Request ::
From the entries below, copy out every line with "name" in it.

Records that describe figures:
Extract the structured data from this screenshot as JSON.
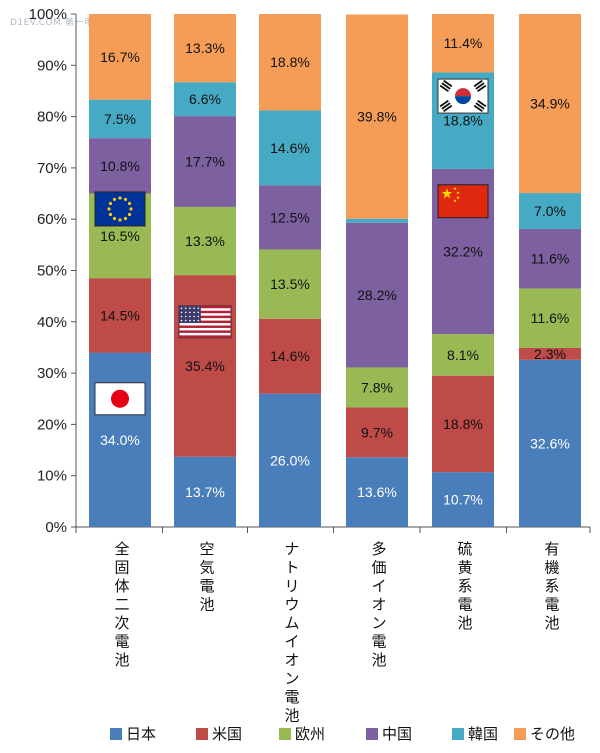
{
  "watermark": "D1EV.COM 第一电动",
  "chart_data": {
    "type": "bar",
    "stacked": true,
    "percent": true,
    "categories": [
      "全固体二次電池",
      "空気電池",
      "ナトリウムイオン電池",
      "多価イオン電池",
      "硫黄系電池",
      "有機系電池"
    ],
    "series": [
      {
        "name": "日本",
        "color": "#4a7ebb",
        "values": [
          34.0,
          13.7,
          26.0,
          13.6,
          10.7,
          32.6
        ]
      },
      {
        "name": "米国",
        "color": "#be4b48",
        "values": [
          14.5,
          35.4,
          14.6,
          9.7,
          18.8,
          2.3
        ]
      },
      {
        "name": "欧州",
        "color": "#98b954",
        "values": [
          16.5,
          13.3,
          13.5,
          7.8,
          8.1,
          11.6
        ]
      },
      {
        "name": "中国",
        "color": "#7d60a0",
        "values": [
          10.8,
          17.7,
          12.5,
          28.2,
          32.2,
          11.6
        ]
      },
      {
        "name": "韓国",
        "color": "#46aac5",
        "values": [
          7.5,
          6.6,
          14.6,
          0.8,
          18.8,
          7.0
        ]
      },
      {
        "name": "その他",
        "color": "#f59d56",
        "values": [
          16.7,
          13.3,
          18.8,
          39.8,
          11.4,
          34.9
        ]
      }
    ],
    "data_labels": [
      [
        "34.0%",
        "14.5%",
        "16.5%",
        "10.8%",
        "7.5%",
        "16.7%"
      ],
      [
        "13.7%",
        "35.4%",
        "13.3%",
        "17.7%",
        "6.6%",
        "13.3%"
      ],
      [
        "26.0%",
        "14.6%",
        "13.5%",
        "12.5%",
        "14.6%",
        "18.8%"
      ],
      [
        "13.6%",
        "9.7%",
        "7.8%",
        "28.2%",
        "",
        "39.8%"
      ],
      [
        "10.7%",
        "18.8%",
        "8.1%",
        "32.2%",
        "18.8%",
        "11.4%"
      ],
      [
        "32.6%",
        "2.3%",
        "11.6%",
        "11.6%",
        "7.0%",
        "34.9%"
      ]
    ],
    "yticks": [
      "0%",
      "10%",
      "20%",
      "30%",
      "40%",
      "50%",
      "60%",
      "70%",
      "80%",
      "90%",
      "100%"
    ],
    "ylim": [
      0,
      100
    ],
    "legend_position": "bottom",
    "grid": false,
    "flags": [
      {
        "country": "japan",
        "category_index": 0,
        "level_pct": 25
      },
      {
        "country": "eu",
        "category_index": 0,
        "level_pct": 62
      },
      {
        "country": "usa",
        "category_index": 1,
        "level_pct": 40
      },
      {
        "country": "korea",
        "category_index": 4,
        "level_pct": 84
      },
      {
        "country": "china",
        "category_index": 4,
        "level_pct": 63.5
      }
    ]
  }
}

The completed task ::
        "name": "日本",
        "name": "米国",
        "name": "欧州",
        "name": "中国",
        "name": "韓国",
        "name": "その他",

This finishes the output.